__DO THIS__
Seek out every line containing the word "DAILY", and copy each.

Items from a figure collection

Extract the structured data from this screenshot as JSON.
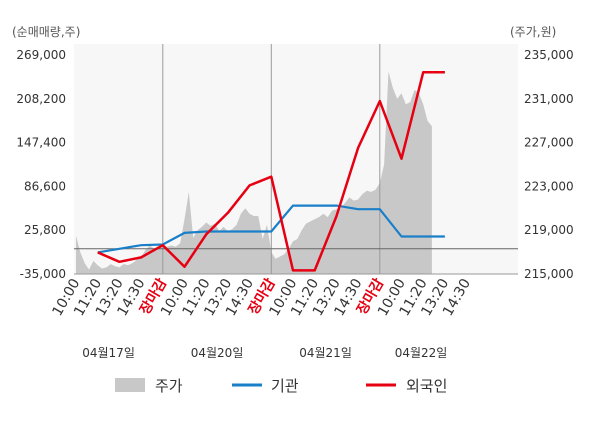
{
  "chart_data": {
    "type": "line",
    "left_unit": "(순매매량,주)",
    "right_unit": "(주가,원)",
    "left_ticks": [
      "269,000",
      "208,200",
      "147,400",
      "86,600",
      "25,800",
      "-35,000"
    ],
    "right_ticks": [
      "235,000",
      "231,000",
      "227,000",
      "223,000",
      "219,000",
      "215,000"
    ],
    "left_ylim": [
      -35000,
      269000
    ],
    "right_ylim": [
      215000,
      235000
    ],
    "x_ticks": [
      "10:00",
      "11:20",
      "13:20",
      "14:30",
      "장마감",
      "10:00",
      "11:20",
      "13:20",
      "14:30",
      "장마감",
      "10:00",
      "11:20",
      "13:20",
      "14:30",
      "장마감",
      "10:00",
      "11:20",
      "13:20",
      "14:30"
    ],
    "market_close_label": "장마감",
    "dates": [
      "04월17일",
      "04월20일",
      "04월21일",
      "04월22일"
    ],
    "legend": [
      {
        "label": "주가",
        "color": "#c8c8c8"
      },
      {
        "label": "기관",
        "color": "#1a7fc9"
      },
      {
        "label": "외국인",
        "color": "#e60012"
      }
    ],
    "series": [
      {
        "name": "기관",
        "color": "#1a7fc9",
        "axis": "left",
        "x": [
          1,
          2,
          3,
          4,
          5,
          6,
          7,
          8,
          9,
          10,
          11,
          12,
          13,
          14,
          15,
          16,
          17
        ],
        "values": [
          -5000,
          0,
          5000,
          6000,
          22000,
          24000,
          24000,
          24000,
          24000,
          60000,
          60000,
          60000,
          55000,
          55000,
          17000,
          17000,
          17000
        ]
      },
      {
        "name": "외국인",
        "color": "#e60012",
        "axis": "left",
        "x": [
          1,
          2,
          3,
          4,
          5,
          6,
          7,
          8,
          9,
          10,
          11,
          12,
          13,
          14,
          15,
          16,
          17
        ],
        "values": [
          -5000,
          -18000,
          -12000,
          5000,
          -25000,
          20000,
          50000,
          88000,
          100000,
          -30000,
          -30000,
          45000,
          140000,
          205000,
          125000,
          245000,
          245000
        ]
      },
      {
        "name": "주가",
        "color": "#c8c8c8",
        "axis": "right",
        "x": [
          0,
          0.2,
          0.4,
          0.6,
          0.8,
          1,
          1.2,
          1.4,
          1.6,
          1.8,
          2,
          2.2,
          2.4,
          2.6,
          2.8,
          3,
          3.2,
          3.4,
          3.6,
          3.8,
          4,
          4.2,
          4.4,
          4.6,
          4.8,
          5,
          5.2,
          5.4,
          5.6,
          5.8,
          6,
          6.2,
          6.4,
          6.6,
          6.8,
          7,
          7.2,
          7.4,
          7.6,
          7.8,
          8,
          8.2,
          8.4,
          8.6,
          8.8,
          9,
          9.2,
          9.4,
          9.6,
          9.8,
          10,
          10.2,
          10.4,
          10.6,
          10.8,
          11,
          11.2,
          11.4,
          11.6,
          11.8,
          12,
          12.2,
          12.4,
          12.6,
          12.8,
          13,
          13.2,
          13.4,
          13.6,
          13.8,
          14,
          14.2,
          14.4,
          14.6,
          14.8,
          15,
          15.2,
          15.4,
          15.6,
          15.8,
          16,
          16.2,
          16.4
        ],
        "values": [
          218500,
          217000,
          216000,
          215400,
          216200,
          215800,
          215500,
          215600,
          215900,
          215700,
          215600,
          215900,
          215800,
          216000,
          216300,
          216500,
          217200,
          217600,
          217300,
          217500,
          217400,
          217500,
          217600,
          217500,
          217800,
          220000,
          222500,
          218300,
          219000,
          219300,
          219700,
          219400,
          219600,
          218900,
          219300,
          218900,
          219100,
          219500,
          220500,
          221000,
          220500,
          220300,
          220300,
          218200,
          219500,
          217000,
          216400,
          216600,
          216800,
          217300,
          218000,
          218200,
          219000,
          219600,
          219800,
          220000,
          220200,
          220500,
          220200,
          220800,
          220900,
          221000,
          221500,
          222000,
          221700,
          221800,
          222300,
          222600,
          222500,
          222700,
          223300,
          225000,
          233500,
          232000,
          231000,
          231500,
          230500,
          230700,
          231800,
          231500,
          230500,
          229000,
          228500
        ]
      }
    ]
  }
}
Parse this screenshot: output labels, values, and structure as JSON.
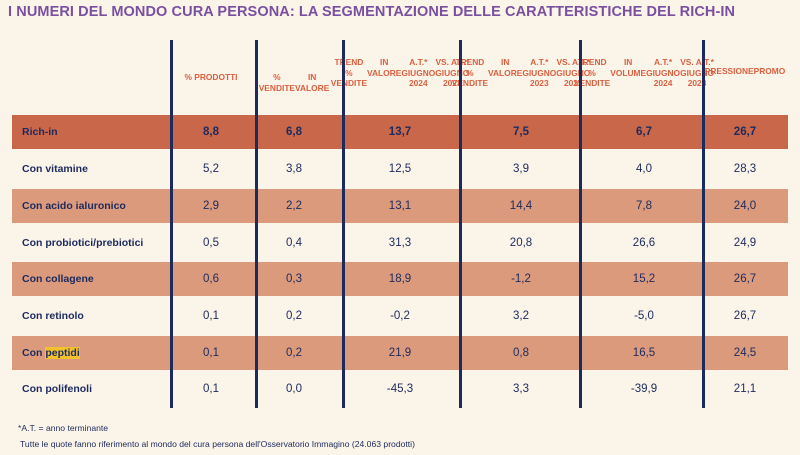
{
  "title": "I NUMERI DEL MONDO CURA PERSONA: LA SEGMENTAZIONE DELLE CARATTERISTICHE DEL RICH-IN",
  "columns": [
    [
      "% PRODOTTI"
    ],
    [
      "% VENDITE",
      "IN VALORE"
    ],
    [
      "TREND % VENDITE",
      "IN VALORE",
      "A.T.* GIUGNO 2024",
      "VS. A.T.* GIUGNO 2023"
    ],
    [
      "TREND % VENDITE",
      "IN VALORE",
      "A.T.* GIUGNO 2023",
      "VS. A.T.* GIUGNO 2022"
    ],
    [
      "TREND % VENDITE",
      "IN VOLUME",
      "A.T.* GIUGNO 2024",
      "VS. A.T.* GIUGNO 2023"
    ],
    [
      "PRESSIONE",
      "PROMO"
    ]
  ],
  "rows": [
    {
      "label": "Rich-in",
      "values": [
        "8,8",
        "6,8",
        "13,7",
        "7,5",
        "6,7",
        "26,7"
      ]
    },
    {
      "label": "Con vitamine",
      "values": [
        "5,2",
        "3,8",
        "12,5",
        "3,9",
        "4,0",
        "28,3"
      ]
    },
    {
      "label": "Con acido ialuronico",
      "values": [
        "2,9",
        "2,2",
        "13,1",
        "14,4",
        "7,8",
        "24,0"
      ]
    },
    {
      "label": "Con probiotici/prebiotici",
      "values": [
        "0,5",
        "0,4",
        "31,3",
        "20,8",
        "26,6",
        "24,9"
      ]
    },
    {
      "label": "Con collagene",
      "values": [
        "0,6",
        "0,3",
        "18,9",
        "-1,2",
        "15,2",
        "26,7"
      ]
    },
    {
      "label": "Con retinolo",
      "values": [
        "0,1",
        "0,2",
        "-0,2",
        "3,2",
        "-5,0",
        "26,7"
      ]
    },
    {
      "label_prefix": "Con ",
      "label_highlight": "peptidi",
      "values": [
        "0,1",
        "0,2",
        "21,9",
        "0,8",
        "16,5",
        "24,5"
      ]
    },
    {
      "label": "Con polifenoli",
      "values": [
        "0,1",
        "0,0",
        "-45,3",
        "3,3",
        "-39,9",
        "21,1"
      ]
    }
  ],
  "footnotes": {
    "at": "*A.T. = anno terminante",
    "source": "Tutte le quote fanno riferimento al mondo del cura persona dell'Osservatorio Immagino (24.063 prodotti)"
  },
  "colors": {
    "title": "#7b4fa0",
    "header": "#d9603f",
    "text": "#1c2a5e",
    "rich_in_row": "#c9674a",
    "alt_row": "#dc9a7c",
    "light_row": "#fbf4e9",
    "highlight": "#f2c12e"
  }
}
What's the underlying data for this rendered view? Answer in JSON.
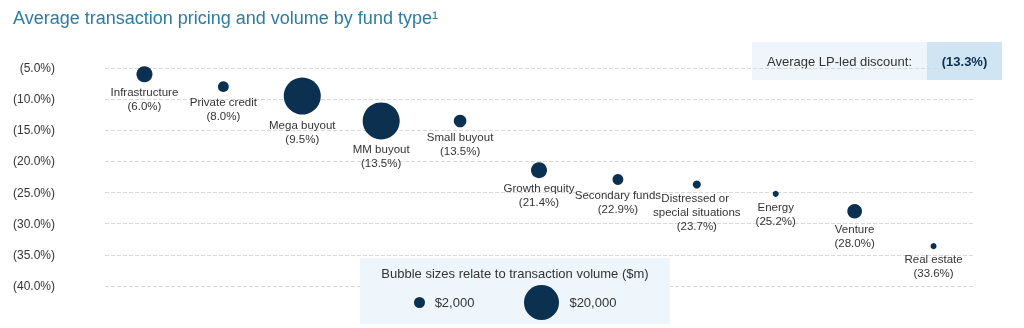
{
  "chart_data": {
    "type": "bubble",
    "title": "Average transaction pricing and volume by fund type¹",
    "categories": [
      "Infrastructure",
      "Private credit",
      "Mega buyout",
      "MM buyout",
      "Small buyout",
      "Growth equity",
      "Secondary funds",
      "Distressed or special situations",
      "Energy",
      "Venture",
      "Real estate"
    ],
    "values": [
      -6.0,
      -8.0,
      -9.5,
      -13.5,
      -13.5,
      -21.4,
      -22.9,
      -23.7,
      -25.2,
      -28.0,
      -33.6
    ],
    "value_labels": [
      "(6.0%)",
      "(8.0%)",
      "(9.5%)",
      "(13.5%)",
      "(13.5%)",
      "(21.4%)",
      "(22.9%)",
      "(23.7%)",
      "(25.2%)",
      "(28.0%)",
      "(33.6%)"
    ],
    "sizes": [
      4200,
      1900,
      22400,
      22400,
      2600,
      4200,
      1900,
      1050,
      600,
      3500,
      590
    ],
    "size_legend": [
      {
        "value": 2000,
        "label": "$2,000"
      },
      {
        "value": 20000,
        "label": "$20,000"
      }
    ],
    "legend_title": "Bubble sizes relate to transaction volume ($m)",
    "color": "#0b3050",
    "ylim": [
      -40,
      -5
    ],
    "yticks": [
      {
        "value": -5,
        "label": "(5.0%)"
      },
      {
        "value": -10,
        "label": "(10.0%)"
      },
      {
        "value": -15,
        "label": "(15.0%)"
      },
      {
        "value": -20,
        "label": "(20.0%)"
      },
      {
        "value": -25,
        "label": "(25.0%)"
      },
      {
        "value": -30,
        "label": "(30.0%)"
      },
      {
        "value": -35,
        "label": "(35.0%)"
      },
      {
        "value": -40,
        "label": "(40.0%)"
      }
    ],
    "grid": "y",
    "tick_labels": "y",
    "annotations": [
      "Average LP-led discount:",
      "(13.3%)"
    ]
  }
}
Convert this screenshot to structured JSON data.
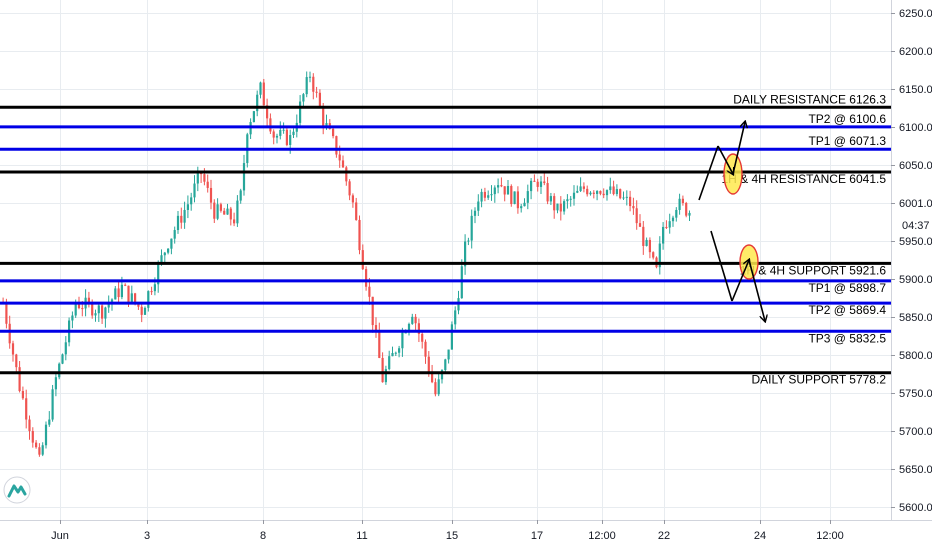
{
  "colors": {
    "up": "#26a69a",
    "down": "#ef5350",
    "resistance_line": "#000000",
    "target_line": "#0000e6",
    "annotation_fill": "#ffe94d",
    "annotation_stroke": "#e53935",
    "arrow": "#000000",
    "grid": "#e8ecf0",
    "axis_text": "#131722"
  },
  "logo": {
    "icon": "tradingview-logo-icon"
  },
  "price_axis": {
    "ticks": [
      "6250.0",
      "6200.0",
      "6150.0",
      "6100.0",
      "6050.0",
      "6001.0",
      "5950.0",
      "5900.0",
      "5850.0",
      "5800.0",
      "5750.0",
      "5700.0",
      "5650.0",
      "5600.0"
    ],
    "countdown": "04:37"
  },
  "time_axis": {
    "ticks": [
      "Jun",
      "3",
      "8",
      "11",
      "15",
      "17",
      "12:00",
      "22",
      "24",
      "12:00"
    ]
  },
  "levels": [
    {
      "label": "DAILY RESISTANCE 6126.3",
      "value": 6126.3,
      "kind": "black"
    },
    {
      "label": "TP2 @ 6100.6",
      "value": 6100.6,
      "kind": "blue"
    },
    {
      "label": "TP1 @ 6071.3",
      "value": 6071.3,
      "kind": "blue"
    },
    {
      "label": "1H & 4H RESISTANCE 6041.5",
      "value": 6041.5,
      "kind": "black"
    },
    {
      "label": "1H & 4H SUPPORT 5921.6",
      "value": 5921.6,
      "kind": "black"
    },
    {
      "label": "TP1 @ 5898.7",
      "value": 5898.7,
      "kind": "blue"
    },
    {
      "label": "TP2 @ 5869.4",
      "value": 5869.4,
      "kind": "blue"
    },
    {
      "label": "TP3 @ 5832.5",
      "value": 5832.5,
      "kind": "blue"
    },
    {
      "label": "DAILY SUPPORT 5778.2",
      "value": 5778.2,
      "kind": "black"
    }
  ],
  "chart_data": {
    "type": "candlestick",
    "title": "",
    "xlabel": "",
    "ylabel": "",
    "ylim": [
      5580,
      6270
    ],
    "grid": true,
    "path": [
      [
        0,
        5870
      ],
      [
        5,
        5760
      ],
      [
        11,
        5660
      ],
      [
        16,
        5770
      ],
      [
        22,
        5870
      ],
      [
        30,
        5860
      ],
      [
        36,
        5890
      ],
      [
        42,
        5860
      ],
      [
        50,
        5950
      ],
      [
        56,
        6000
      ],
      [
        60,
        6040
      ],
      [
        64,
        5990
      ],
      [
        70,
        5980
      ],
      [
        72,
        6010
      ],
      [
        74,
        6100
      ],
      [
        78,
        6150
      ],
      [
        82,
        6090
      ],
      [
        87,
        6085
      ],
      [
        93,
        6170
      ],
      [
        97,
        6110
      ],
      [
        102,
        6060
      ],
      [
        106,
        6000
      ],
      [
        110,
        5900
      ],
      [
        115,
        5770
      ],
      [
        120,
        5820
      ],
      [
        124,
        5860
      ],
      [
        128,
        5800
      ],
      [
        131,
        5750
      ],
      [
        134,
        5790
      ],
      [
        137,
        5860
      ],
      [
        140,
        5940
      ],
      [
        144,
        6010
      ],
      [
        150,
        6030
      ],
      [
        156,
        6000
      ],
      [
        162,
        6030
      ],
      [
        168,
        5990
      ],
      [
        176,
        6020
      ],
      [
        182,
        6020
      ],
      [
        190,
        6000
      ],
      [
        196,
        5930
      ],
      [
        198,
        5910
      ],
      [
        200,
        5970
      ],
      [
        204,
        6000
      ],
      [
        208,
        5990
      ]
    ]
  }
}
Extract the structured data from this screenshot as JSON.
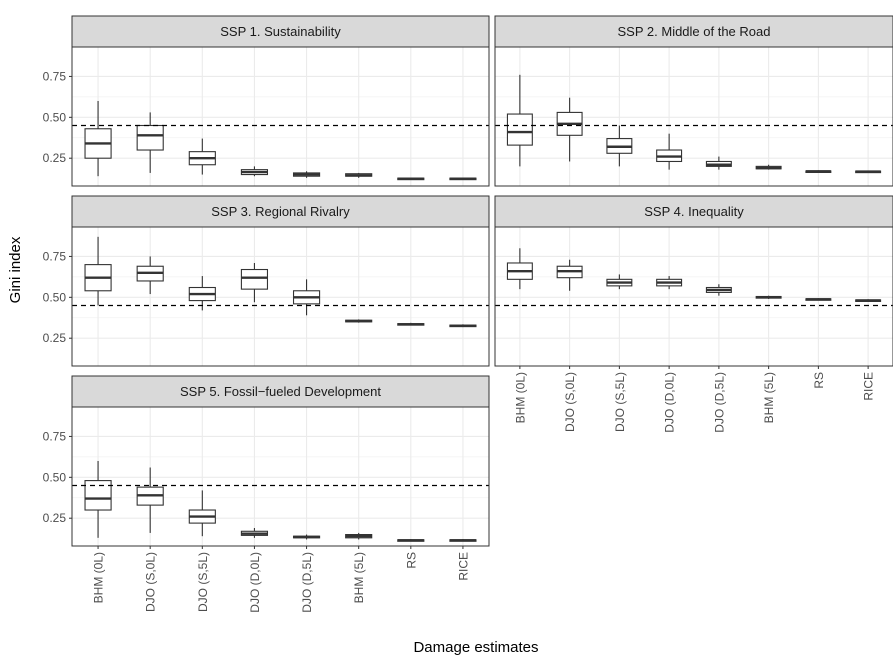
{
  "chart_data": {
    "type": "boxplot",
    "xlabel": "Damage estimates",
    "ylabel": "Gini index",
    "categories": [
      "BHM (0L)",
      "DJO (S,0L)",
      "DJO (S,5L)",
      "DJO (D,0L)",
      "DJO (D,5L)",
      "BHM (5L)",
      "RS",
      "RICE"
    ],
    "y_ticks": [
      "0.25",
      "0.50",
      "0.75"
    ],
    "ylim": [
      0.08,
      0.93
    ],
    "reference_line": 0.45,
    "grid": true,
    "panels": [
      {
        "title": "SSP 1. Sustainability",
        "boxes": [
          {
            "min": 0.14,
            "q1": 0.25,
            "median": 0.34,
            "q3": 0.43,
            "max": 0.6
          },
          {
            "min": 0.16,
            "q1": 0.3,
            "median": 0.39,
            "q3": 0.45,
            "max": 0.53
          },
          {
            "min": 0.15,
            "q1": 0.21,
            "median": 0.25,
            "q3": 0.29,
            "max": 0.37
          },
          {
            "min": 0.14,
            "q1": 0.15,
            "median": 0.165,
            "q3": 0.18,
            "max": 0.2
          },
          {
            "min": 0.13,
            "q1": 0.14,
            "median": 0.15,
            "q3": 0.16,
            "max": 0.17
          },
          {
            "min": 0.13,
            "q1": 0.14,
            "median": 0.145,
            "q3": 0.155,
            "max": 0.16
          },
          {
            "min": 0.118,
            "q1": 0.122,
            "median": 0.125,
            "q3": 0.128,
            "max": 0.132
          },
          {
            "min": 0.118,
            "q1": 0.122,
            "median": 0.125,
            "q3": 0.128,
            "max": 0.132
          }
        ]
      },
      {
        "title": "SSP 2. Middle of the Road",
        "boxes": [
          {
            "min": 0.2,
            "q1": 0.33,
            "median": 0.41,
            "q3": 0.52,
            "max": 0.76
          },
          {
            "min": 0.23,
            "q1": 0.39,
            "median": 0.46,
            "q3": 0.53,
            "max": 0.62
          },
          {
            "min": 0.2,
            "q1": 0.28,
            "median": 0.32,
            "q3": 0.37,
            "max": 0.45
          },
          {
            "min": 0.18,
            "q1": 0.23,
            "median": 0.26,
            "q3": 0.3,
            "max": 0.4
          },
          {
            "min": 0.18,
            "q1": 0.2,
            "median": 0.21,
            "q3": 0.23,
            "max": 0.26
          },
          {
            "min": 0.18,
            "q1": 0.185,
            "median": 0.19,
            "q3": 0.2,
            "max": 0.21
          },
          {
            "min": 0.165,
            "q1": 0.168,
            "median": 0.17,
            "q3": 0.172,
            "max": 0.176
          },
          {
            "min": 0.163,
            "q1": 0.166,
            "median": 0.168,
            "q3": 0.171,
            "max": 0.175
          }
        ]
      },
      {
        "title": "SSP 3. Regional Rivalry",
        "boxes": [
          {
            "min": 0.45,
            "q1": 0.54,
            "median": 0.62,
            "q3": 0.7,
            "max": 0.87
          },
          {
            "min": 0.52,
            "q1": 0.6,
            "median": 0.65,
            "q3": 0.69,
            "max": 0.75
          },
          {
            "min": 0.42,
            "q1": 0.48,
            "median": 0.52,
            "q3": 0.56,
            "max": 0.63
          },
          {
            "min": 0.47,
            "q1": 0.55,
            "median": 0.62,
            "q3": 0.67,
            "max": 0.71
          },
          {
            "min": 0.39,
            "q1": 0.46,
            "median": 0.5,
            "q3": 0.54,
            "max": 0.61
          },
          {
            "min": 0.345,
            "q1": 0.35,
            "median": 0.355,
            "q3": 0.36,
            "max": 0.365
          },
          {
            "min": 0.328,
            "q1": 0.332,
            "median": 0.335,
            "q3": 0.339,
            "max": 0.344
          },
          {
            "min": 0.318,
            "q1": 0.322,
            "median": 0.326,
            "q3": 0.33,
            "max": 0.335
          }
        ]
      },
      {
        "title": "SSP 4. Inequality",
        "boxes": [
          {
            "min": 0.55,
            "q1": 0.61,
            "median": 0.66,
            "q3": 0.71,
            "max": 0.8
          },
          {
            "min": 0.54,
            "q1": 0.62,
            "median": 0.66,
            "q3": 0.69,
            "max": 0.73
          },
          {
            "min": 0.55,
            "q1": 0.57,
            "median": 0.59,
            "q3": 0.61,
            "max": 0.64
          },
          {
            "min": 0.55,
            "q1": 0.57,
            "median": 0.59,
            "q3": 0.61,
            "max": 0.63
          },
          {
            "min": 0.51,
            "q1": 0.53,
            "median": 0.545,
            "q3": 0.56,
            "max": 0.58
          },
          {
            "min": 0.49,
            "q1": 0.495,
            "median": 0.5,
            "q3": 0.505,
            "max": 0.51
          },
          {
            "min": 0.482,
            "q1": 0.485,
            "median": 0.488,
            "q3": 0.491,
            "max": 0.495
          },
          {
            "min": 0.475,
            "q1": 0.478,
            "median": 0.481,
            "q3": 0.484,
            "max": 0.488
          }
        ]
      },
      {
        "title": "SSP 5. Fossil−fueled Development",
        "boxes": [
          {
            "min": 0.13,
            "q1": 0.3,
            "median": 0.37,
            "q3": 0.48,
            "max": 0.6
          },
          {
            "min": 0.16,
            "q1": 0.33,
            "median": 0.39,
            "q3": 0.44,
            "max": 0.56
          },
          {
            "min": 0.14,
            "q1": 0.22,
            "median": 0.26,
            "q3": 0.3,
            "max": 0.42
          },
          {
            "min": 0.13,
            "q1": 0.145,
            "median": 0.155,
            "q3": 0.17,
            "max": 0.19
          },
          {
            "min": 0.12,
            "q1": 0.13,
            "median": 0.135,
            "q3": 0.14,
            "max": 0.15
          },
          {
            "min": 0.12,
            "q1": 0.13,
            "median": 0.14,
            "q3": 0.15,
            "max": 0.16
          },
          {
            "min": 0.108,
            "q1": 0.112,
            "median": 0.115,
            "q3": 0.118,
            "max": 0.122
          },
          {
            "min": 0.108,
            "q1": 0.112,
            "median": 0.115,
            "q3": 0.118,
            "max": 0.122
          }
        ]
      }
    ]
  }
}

__OUTPUT__
      "label": "DAILY RESISTANCE 6126.3",
      "label": "DAILY SUPPORT 5778.2",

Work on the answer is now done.